◆ Request
Copy out each line of the listing that has the word "JSON" in it.

□ □ □ □ □

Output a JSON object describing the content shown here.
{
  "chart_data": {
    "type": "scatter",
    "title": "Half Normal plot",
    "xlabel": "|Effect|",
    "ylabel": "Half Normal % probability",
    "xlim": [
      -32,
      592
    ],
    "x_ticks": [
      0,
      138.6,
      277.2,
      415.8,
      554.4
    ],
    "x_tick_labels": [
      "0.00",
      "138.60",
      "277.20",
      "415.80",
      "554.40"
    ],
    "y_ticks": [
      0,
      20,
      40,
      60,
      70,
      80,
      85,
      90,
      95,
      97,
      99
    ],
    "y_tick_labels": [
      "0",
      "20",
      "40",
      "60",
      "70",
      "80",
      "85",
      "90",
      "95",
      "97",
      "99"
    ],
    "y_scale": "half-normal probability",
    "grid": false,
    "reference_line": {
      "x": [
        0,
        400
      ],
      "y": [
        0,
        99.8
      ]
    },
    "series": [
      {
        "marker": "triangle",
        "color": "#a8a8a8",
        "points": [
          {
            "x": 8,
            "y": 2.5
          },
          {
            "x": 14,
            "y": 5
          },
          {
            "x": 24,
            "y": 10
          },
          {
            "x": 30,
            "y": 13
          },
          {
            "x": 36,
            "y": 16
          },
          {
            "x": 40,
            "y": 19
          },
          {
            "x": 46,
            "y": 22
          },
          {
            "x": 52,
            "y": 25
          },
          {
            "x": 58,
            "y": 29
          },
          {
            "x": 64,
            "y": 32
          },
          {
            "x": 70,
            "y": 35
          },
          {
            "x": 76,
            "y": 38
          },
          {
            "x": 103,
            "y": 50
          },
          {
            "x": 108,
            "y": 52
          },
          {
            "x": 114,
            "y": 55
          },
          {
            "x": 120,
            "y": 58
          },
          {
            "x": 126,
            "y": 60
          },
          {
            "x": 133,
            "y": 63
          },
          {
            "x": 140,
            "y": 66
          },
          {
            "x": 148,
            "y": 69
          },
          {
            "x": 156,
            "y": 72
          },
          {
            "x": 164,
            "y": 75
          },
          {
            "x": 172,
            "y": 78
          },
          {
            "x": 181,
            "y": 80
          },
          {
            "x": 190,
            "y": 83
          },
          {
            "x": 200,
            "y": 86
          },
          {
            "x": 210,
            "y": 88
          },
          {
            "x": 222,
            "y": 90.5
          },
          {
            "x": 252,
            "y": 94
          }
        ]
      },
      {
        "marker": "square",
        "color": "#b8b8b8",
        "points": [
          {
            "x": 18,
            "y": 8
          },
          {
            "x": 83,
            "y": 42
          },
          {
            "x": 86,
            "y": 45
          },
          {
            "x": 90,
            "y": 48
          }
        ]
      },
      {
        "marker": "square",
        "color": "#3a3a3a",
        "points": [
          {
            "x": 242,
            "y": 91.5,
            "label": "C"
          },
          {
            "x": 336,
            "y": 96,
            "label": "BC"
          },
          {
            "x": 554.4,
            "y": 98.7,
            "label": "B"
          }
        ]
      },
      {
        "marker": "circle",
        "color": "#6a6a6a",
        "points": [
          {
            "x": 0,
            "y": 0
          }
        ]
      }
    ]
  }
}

□ □ □ □ □

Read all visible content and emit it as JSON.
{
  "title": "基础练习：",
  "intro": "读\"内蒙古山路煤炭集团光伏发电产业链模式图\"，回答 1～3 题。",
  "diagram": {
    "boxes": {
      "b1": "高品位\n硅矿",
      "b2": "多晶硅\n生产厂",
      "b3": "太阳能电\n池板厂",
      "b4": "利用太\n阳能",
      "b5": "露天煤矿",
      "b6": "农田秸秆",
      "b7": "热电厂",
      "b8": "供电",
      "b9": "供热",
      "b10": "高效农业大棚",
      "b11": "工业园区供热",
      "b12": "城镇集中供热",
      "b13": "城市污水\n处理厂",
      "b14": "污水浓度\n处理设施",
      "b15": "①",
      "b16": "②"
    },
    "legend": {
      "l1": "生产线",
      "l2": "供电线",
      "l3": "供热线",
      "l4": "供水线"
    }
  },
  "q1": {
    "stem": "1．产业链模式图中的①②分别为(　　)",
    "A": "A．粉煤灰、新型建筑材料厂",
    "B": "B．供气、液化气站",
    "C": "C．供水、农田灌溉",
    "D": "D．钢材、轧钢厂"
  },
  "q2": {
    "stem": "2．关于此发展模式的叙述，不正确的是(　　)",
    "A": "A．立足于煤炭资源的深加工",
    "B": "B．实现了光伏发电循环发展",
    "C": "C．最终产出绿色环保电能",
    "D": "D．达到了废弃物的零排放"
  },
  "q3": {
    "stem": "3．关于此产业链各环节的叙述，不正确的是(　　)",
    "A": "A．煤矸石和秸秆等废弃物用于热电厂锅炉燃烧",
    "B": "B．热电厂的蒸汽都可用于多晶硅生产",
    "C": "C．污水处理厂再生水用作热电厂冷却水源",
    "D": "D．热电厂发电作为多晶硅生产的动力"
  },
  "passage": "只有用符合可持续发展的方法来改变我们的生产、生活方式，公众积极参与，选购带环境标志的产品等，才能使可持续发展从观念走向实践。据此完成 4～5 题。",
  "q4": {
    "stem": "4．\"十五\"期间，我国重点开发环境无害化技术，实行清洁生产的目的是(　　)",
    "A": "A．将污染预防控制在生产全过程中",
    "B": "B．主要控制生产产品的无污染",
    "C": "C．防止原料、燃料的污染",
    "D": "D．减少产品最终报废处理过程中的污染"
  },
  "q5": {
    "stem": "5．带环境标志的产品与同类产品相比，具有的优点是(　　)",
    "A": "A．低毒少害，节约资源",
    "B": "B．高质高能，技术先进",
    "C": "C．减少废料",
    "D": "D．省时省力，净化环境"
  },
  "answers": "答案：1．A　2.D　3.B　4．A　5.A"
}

□ □ □ □ □

◆ Response to this exercise
Output a JSON object describing the content shown here.
Read all visible content and emit it as JSON.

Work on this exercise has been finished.